*Rows:*
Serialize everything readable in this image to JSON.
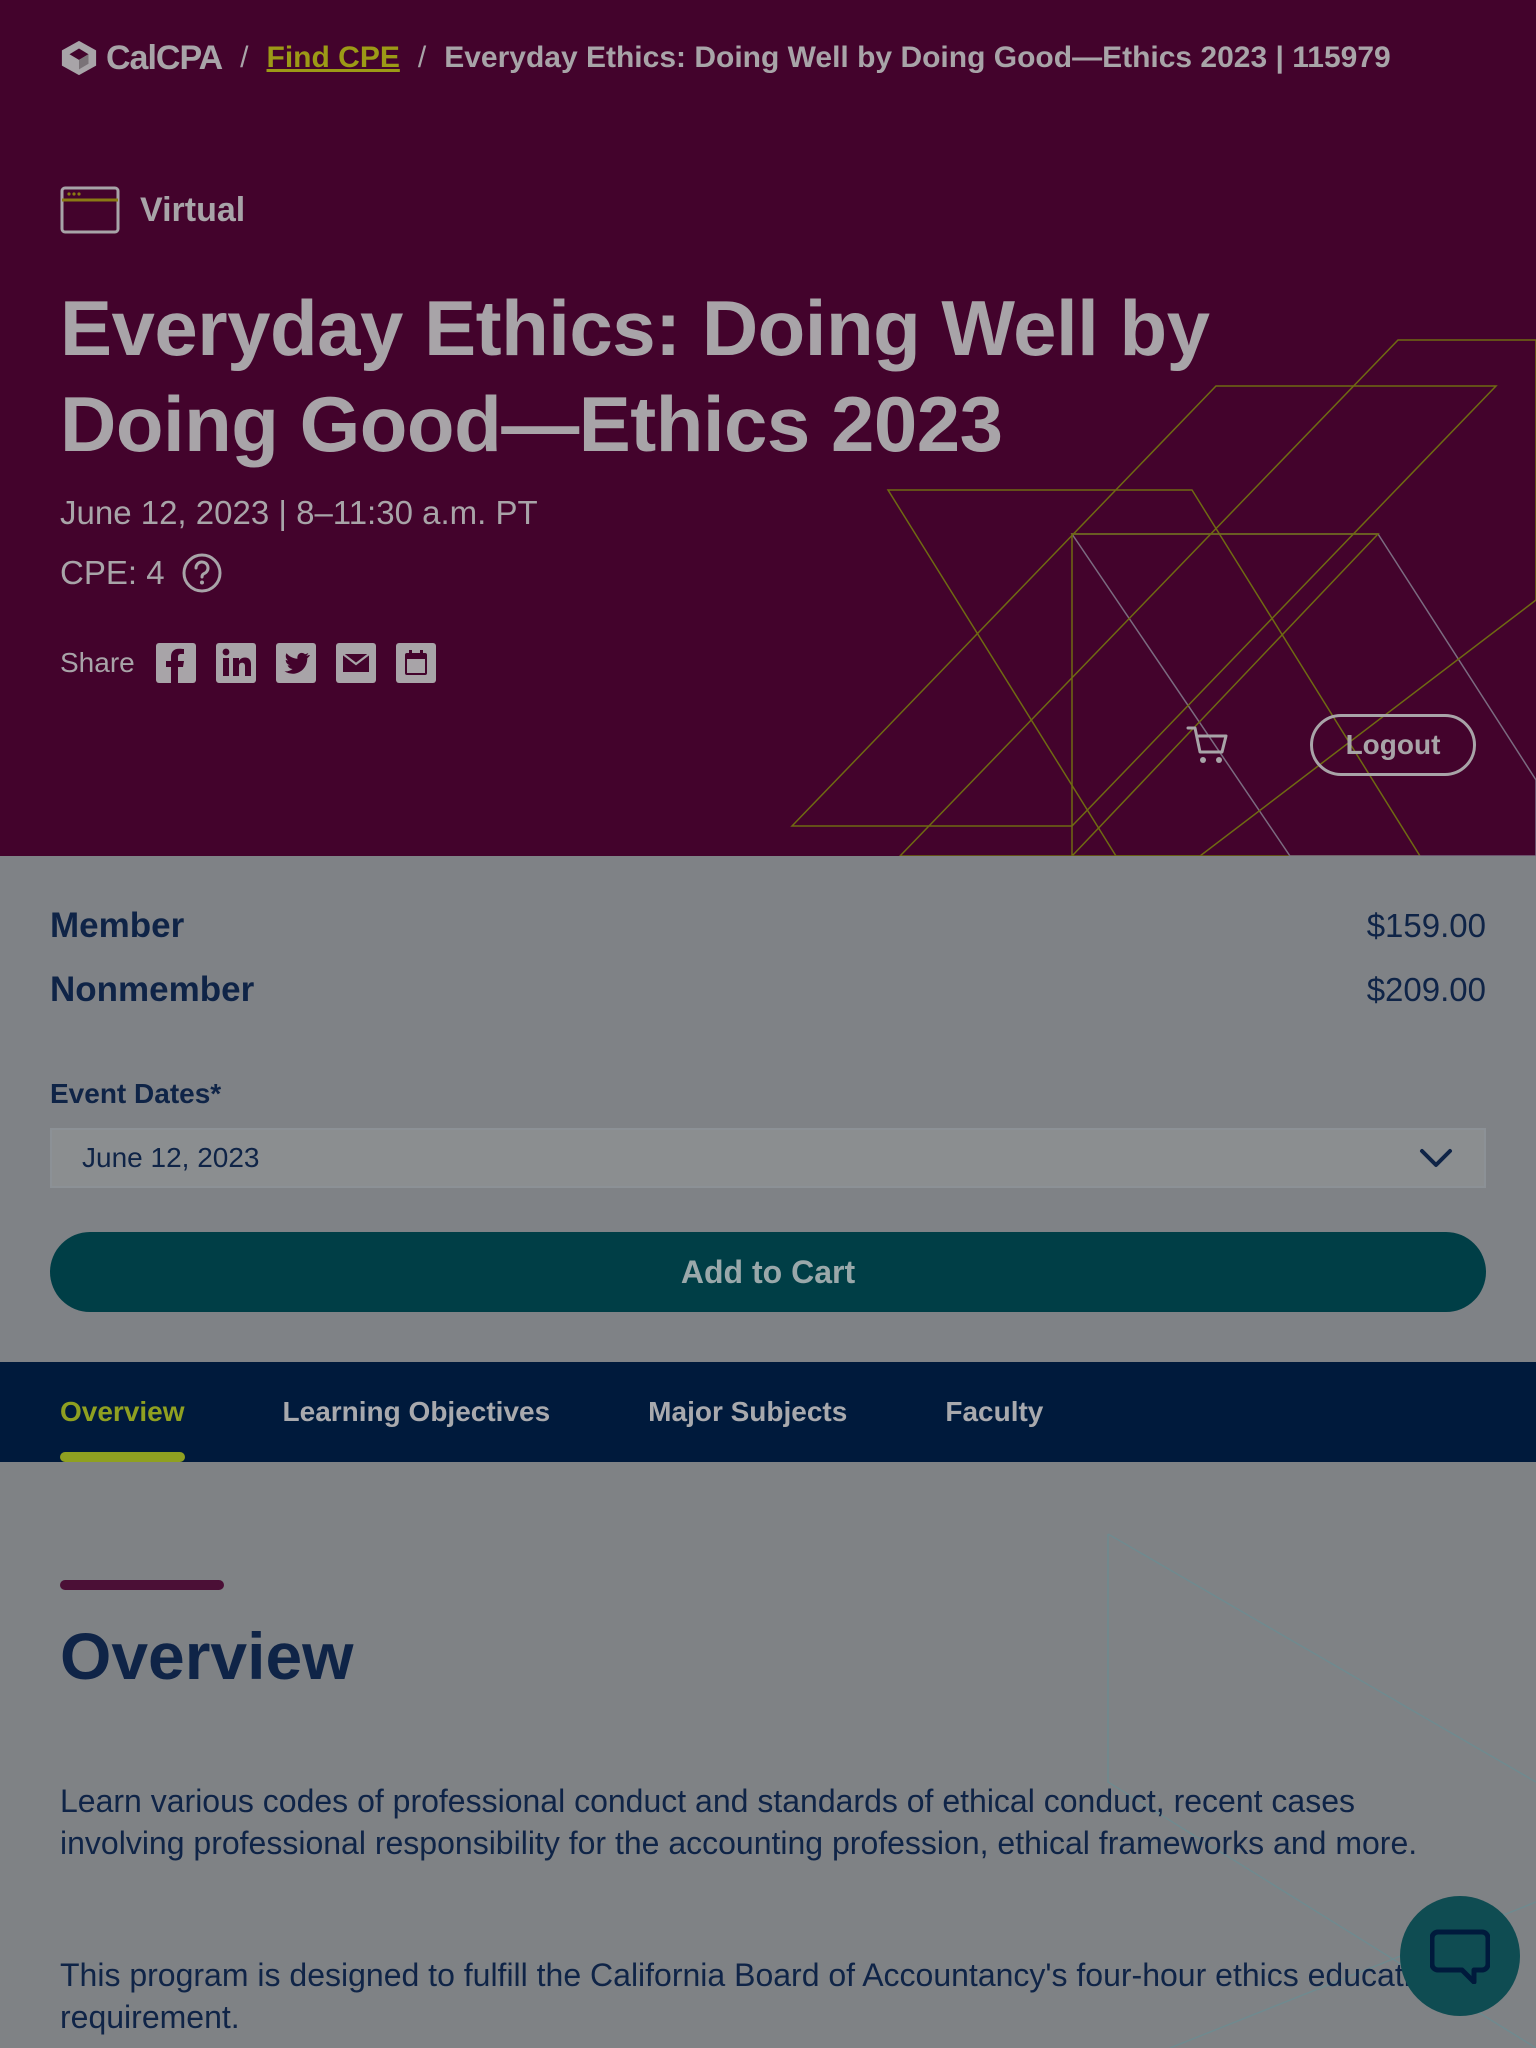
{
  "breadcrumb": {
    "logo": "CalCPA",
    "link": "Find CPE",
    "current": "Everyday Ethics: Doing Well by Doing Good—Ethics 2023 | 115979"
  },
  "event": {
    "format": "Virtual",
    "format_icon": "browser-window-icon",
    "title": "Everyday Ethics: Doing Well by Doing Good—Ethics 2023",
    "date_line": "June 12, 2023 | 8–11:30 a.m. PT",
    "cpe": "CPE: 4"
  },
  "share": {
    "label": "Share",
    "icons": [
      "facebook-icon",
      "linkedin-icon",
      "twitter-icon",
      "email-icon",
      "calendar-icon"
    ]
  },
  "header_actions": {
    "logout": "Logout"
  },
  "pricing": {
    "rows": [
      {
        "label": "Member",
        "value": "$159.00"
      },
      {
        "label": "Nonmember",
        "value": "$209.00"
      }
    ],
    "dates_label": "Event Dates*",
    "selected_date": "June 12, 2023",
    "add_to_cart": "Add to Cart"
  },
  "tabs": [
    {
      "label": "Overview",
      "active": true
    },
    {
      "label": "Learning Objectives",
      "active": false
    },
    {
      "label": "Major Subjects",
      "active": false
    },
    {
      "label": "Faculty",
      "active": false
    }
  ],
  "overview": {
    "heading": "Overview",
    "paragraphs": [
      "Learn various codes of professional conduct and standards of ethical conduct, recent cases involving professional responsibility for the accounting profession, ethical frameworks and more.",
      "This program is designed to fulfill the California Board of Accountancy's four-hour ethics education requirement."
    ]
  },
  "colors": {
    "hero_bg": "#43032c",
    "accent_green": "#8fa021",
    "navy": "#0f2447",
    "teal": "#003e46"
  }
}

*What you need to do:* Without the pictures, print the records in full, exactly as they appear.

*Response to the task:*
Serialize everything readable in this image to JSON.
{
  "breadcrumb": {
    "logo": "CalCPA",
    "link": "Find CPE",
    "current": "Everyday Ethics: Doing Well by Doing Good—Ethics 2023 | 115979"
  },
  "event": {
    "format": "Virtual",
    "format_icon": "browser-window-icon",
    "title": "Everyday Ethics: Doing Well by Doing Good—Ethics 2023",
    "date_line": "June 12, 2023 | 8–11:30 a.m. PT",
    "cpe": "CPE: 4"
  },
  "share": {
    "label": "Share",
    "icons": [
      "facebook-icon",
      "linkedin-icon",
      "twitter-icon",
      "email-icon",
      "calendar-icon"
    ]
  },
  "header_actions": {
    "logout": "Logout"
  },
  "pricing": {
    "rows": [
      {
        "label": "Member",
        "value": "$159.00"
      },
      {
        "label": "Nonmember",
        "value": "$209.00"
      }
    ],
    "dates_label": "Event Dates*",
    "selected_date": "June 12, 2023",
    "add_to_cart": "Add to Cart"
  },
  "tabs": [
    {
      "label": "Overview",
      "active": true
    },
    {
      "label": "Learning Objectives",
      "active": false
    },
    {
      "label": "Major Subjects",
      "active": false
    },
    {
      "label": "Faculty",
      "active": false
    }
  ],
  "overview": {
    "heading": "Overview",
    "paragraphs": [
      "Learn various codes of professional conduct and standards of ethical conduct, recent cases involving professional responsibility for the accounting profession, ethical frameworks and more.",
      "This program is designed to fulfill the California Board of Accountancy's four-hour ethics education requirement."
    ]
  },
  "colors": {
    "hero_bg": "#43032c",
    "accent_green": "#8fa021",
    "navy": "#0f2447",
    "teal": "#003e46"
  }
}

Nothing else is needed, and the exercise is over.